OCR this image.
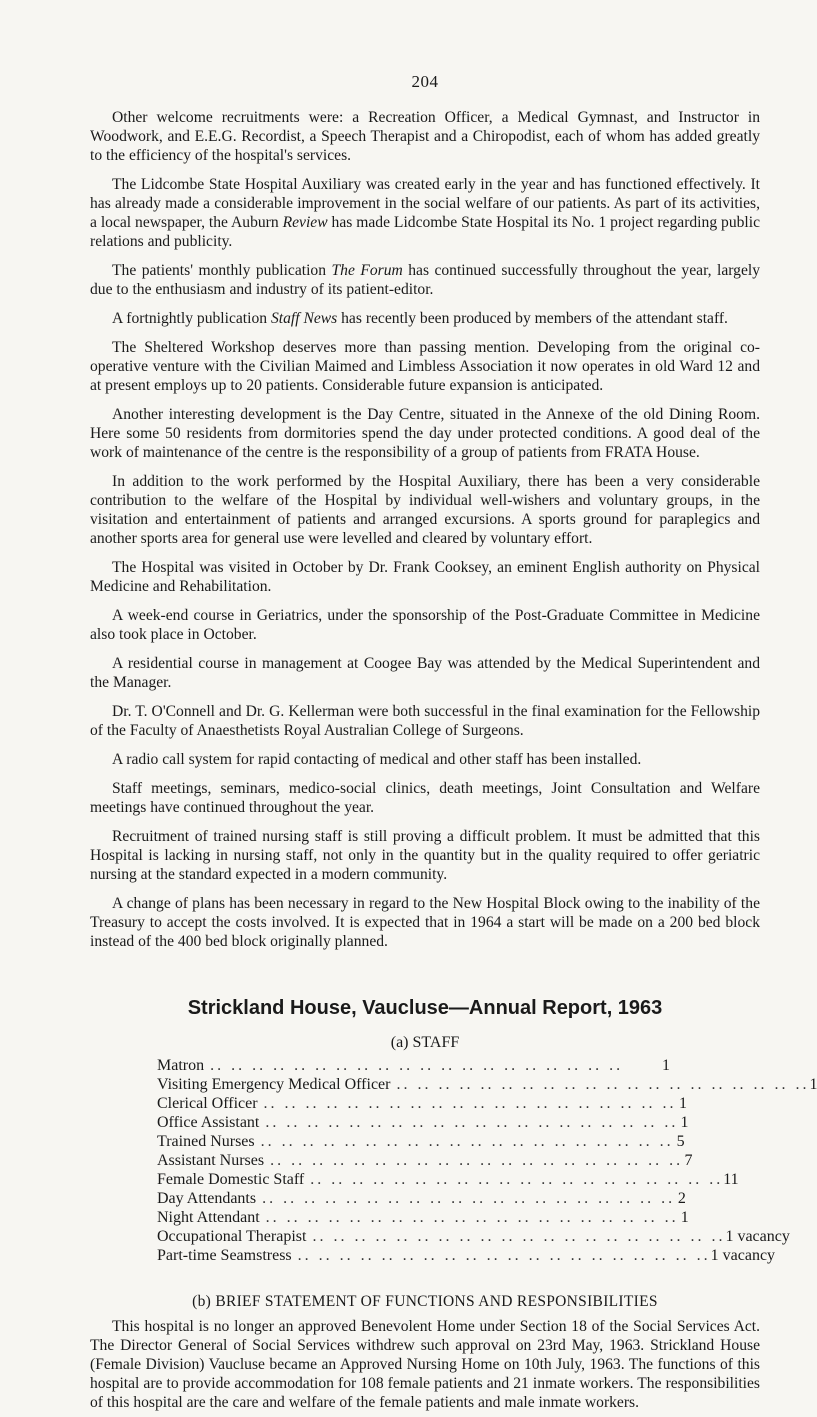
204

Other welcome recruitments were: a Recreation Officer, a Medical Gymnast, and Instructor in Woodwork, and E.E.G. Recordist, a Speech Therapist and a Chiropodist, each of whom has added greatly to the efficiency of the hospital's services.

The Lidcombe State Hospital Auxiliary was created early in the year and has functioned effectively. It has already made a considerable improvement in the social welfare of our patients. As part of its activities, a local newspaper, the Auburn Review has made Lidcombe State Hospital its No. 1 project regarding public relations and publicity.

The patients' monthly publication The Forum has continued successfully throughout the year, largely due to the enthusiasm and industry of its patient-editor.

A fortnightly publication Staff News has recently been produced by members of the attendant staff.

The Sheltered Workshop deserves more than passing mention. Developing from the original co-operative venture with the Civilian Maimed and Limbless Association it now operates in old Ward 12 and at present employs up to 20 patients. Considerable future expansion is anticipated.

Another interesting development is the Day Centre, situated in the Annexe of the old Dining Room. Here some 50 residents from dormitories spend the day under protected conditions. A good deal of the work of maintenance of the centre is the responsibility of a group of patients from FRATA House.

In addition to the work performed by the Hospital Auxiliary, there has been a very considerable contribution to the welfare of the Hospital by individual well-wishers and voluntary groups, in the visitation and entertainment of patients and arranged excursions. A sports ground for paraplegics and another sports area for general use were levelled and cleared by voluntary effort.

The Hospital was visited in October by Dr. Frank Cooksey, an eminent English authority on Physical Medicine and Rehabilitation.

A week-end course in Geriatrics, under the sponsorship of the Post-Graduate Committee in Medicine also took place in October.

A residential course in management at Coogee Bay was attended by the Medical Superintendent and the Manager.

Dr. T. O'Connell and Dr. G. Kellerman were both successful in the final examination for the Fellowship of the Faculty of Anaesthetists Royal Australian College of Surgeons.

A radio call system for rapid contacting of medical and other staff has been installed.

Staff meetings, seminars, medico-social clinics, death meetings, Joint Consultation and Welfare meetings have continued throughout the year.

Recruitment of trained nursing staff is still proving a difficult problem. It must be admitted that this Hospital is lacking in nursing staff, not only in the quantity but in the quality required to offer geriatric nursing at the standard expected in a modern community.

A change of plans has been necessary in regard to the New Hospital Block owing to the inability of the Treasury to accept the costs involved. It is expected that in 1964 a start will be made on a 200 bed block instead of the 400 bed block originally planned.

Strickland House, Vaucluse—Annual Report, 1963
(a) STAFF
Matron .. .. .. .. .. .. .. .. .. .. .. .. .. .. .. .. .. .. .. ..	1
Visiting Emergency Medical Officer .. .. .. .. .. .. .. .. .. .. .. .. .. .. .. .. .. .. .. .. 1
Clerical Officer .. .. .. .. .. .. .. .. .. .. .. .. .. .. .. .. .. .. .. .. 1
Office Assistant .. .. .. .. .. .. .. .. .. .. .. .. .. .. .. .. .. .. .. .. 1
Trained Nurses .. .. .. .. .. .. .. .. .. .. .. .. .. .. .. .. .. .. .. .. 5
Assistant Nurses .. .. .. .. .. .. .. .. .. .. .. .. .. .. .. .. .. .. .. .. 7
Female Domestic Staff .. .. .. .. .. .. .. .. .. .. .. .. .. .. .. .. .. .. .. .. 11
Day Attendants .. .. .. .. .. .. .. .. .. .. .. .. .. .. .. .. .. .. .. .. 2
Night Attendant .. .. .. .. .. .. .. .. .. .. .. .. .. .. .. .. .. .. .. .. 1
Occupational Therapist .. .. .. .. .. .. .. .. .. .. .. .. .. .. .. .. .. .. .. .. 1 vacancy
Part-time Seamstress .. .. .. .. .. .. .. .. .. .. .. .. .. .. .. .. .. .. .. .. 1 vacancy
(b) BRIEF STATEMENT OF FUNCTIONS AND RESPONSIBILITIES

This hospital is no longer an approved Benevolent Home under Section 18 of the Social Services Act. The Director General of Social Services withdrew such approval on 23rd May, 1963. Strickland House (Female Division) Vaucluse became an Approved Nursing Home on 10th July, 1963. The functions of this hospital are to provide accommodation for 108 female patients and 21 inmate workers. The responsibilities of this hospital are the care and welfare of the female patients and male inmate workers.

..............................

→ **TASK TO CARRY OUT**
Every line from the data above that contains "vacancy" must appear in the answer.

→ **RESPONSE BELOW**
Occupational Therapist .. .. .. .. .. .. .. .. .. .. .. .. .. .. .. .. .. .. .. .. 1 vacancy
Part-time Seamstress .. .. .. .. .. .. .. .. .. .. .. .. .. .. .. .. .. .. .. .. 1 vacancy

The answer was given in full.